### PROBLEM DESCRIPTION
Every record that follows should be printed verbatim.
#### ROWS ####
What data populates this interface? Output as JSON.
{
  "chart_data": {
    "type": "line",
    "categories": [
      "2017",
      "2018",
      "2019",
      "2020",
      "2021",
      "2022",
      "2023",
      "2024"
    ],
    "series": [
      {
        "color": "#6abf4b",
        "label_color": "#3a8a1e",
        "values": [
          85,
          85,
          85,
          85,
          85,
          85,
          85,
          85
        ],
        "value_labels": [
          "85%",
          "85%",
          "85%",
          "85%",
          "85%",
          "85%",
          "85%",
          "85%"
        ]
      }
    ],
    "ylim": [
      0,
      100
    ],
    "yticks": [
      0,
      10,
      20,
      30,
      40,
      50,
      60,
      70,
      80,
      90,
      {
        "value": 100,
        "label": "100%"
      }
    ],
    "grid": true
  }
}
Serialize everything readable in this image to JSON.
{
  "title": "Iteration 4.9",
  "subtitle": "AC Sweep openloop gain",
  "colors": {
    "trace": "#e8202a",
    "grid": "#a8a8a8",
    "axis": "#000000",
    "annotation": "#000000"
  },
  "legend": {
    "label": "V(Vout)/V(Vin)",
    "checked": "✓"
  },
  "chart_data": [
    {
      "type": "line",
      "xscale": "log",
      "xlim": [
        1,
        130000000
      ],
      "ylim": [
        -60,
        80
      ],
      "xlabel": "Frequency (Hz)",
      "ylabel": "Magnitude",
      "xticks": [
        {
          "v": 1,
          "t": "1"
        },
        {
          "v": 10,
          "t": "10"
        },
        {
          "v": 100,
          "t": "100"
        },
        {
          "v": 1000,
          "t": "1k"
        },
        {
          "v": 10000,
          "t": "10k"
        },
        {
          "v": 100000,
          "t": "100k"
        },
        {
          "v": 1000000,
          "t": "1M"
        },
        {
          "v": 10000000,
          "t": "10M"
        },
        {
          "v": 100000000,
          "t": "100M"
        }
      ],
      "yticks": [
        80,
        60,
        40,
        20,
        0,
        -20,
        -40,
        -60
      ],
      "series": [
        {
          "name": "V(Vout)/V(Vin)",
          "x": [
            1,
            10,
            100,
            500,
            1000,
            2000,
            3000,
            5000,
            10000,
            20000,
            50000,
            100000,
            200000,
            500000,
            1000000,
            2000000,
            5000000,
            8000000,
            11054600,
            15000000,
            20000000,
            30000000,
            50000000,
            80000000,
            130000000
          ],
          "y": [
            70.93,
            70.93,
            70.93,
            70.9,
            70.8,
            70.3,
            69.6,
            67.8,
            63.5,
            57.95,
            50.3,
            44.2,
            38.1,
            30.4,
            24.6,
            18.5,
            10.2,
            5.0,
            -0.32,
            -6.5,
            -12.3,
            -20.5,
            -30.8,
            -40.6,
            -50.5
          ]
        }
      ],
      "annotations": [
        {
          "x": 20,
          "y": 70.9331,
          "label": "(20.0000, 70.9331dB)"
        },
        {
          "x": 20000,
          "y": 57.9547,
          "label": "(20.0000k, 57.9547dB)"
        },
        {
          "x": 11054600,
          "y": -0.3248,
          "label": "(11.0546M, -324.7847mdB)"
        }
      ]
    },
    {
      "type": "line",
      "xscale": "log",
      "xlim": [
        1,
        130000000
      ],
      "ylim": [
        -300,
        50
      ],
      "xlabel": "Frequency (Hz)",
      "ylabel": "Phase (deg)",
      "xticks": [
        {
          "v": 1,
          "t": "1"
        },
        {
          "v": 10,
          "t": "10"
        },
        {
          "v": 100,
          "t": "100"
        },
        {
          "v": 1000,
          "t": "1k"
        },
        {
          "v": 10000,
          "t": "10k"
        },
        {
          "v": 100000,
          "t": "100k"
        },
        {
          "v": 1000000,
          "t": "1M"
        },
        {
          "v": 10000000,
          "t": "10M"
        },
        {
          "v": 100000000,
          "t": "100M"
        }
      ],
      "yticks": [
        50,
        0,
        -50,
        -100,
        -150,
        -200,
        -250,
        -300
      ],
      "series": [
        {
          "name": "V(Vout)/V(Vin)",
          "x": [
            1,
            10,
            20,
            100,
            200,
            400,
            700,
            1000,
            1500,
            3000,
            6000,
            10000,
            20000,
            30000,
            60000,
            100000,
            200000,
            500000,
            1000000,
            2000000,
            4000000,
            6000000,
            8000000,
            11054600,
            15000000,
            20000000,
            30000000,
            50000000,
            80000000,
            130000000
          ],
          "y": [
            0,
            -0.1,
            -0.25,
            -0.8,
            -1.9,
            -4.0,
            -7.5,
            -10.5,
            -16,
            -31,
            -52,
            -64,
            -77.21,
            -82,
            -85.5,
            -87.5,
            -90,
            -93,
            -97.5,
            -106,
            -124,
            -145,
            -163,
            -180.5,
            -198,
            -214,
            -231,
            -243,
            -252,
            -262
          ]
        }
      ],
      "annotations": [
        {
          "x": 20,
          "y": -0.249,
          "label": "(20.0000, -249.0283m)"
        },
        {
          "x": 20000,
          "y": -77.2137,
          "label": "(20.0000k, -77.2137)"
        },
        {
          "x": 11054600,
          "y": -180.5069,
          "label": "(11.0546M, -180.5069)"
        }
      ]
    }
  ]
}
####
### OUTPUT FOR THIS EXERCISE
What data populates this interface? Output as JSON.
{
  "chart_data": {
    "type": "line",
    "categories": [
      "2017",
      "2018",
      "2019",
      "2020",
      "2021",
      "2022",
      "2023",
      "2024"
    ],
    "series": [
      {
        "color": "#6abf4b",
        "label_color": "#3a8a1e",
        "values": [
          85,
          85,
          85,
          85,
          85,
          85,
          85,
          85
        ],
        "value_labels": [
          "85%",
          "85%",
          "85%",
          "85%",
          "85%",
          "85%",
          "85%",
          "85%"
        ]
      }
    ],
    "ylim": [
      0,
      100
    ],
    "yticks": [
      0,
      10,
      20,
      30,
      40,
      50,
      60,
      70,
      80,
      90,
      {
        "value": 100,
        "label": "100%"
      }
    ],
    "grid": true
  }
}
Serialize everything readable in this image to JSON.
{
  "title": "Iteration 4.9",
  "subtitle": "AC Sweep openloop gain",
  "colors": {
    "trace": "#e8202a",
    "grid": "#a8a8a8",
    "axis": "#000000",
    "annotation": "#000000"
  },
  "legend": {
    "label": "V(Vout)/V(Vin)",
    "checked": "✓"
  },
  "chart_data": [
    {
      "type": "line",
      "xscale": "log",
      "xlim": [
        1,
        130000000
      ],
      "ylim": [
        -60,
        80
      ],
      "xlabel": "Frequency (Hz)",
      "ylabel": "Magnitude",
      "xticks": [
        {
          "v": 1,
          "t": "1"
        },
        {
          "v": 10,
          "t": "10"
        },
        {
          "v": 100,
          "t": "100"
        },
        {
          "v": 1000,
          "t": "1k"
        },
        {
          "v": 10000,
          "t": "10k"
        },
        {
          "v": 100000,
          "t": "100k"
        },
        {
          "v": 1000000,
          "t": "1M"
        },
        {
          "v": 10000000,
          "t": "10M"
        },
        {
          "v": 100000000,
          "t": "100M"
        }
      ],
      "yticks": [
        80,
        60,
        40,
        20,
        0,
        -20,
        -40,
        -60
      ],
      "series": [
        {
          "name": "V(Vout)/V(Vin)",
          "x": [
            1,
            10,
            100,
            500,
            1000,
            2000,
            3000,
            5000,
            10000,
            20000,
            50000,
            100000,
            200000,
            500000,
            1000000,
            2000000,
            5000000,
            8000000,
            11054600,
            15000000,
            20000000,
            30000000,
            50000000,
            80000000,
            130000000
          ],
          "y": [
            70.93,
            70.93,
            70.93,
            70.9,
            70.8,
            70.3,
            69.6,
            67.8,
            63.5,
            57.95,
            50.3,
            44.2,
            38.1,
            30.4,
            24.6,
            18.5,
            10.2,
            5.0,
            -0.32,
            -6.5,
            -12.3,
            -20.5,
            -30.8,
            -40.6,
            -50.5
          ]
        }
      ],
      "annotations": [
        {
          "x": 20,
          "y": 70.9331,
          "label": "(20.0000, 70.9331dB)"
        },
        {
          "x": 20000,
          "y": 57.9547,
          "label": "(20.0000k, 57.9547dB)"
        },
        {
          "x": 11054600,
          "y": -0.3248,
          "label": "(11.0546M, -324.7847mdB)"
        }
      ]
    },
    {
      "type": "line",
      "xscale": "log",
      "xlim": [
        1,
        130000000
      ],
      "ylim": [
        -300,
        50
      ],
      "xlabel": "Frequency (Hz)",
      "ylabel": "Phase (deg)",
      "xticks": [
        {
          "v": 1,
          "t": "1"
        },
        {
          "v": 10,
          "t": "10"
        },
        {
          "v": 100,
          "t": "100"
        },
        {
          "v": 1000,
          "t": "1k"
        },
        {
          "v": 10000,
          "t": "10k"
        },
        {
          "v": 100000,
          "t": "100k"
        },
        {
          "v": 1000000,
          "t": "1M"
        },
        {
          "v": 10000000,
          "t": "10M"
        },
        {
          "v": 100000000,
          "t": "100M"
        }
      ],
      "yticks": [
        50,
        0,
        -50,
        -100,
        -150,
        -200,
        -250,
        -300
      ],
      "series": [
        {
          "name": "V(Vout)/V(Vin)",
          "x": [
            1,
            10,
            20,
            100,
            200,
            400,
            700,
            1000,
            1500,
            3000,
            6000,
            10000,
            20000,
            30000,
            60000,
            100000,
            200000,
            500000,
            1000000,
            2000000,
            4000000,
            6000000,
            8000000,
            11054600,
            15000000,
            20000000,
            30000000,
            50000000,
            80000000,
            130000000
          ],
          "y": [
            0,
            -0.1,
            -0.25,
            -0.8,
            -1.9,
            -4.0,
            -7.5,
            -10.5,
            -16,
            -31,
            -52,
            -64,
            -77.21,
            -82,
            -85.5,
            -87.5,
            -90,
            -93,
            -97.5,
            -106,
            -124,
            -145,
            -163,
            -180.5,
            -198,
            -214,
            -231,
            -243,
            -252,
            -262
          ]
        }
      ],
      "annotations": [
        {
          "x": 20,
          "y": -0.249,
          "label": "(20.0000, -249.0283m)"
        },
        {
          "x": 20000,
          "y": -77.2137,
          "label": "(20.0000k, -77.2137)"
        },
        {
          "x": 11054600,
          "y": -180.5069,
          "label": "(11.0546M, -180.5069)"
        }
      ]
    }
  ]
}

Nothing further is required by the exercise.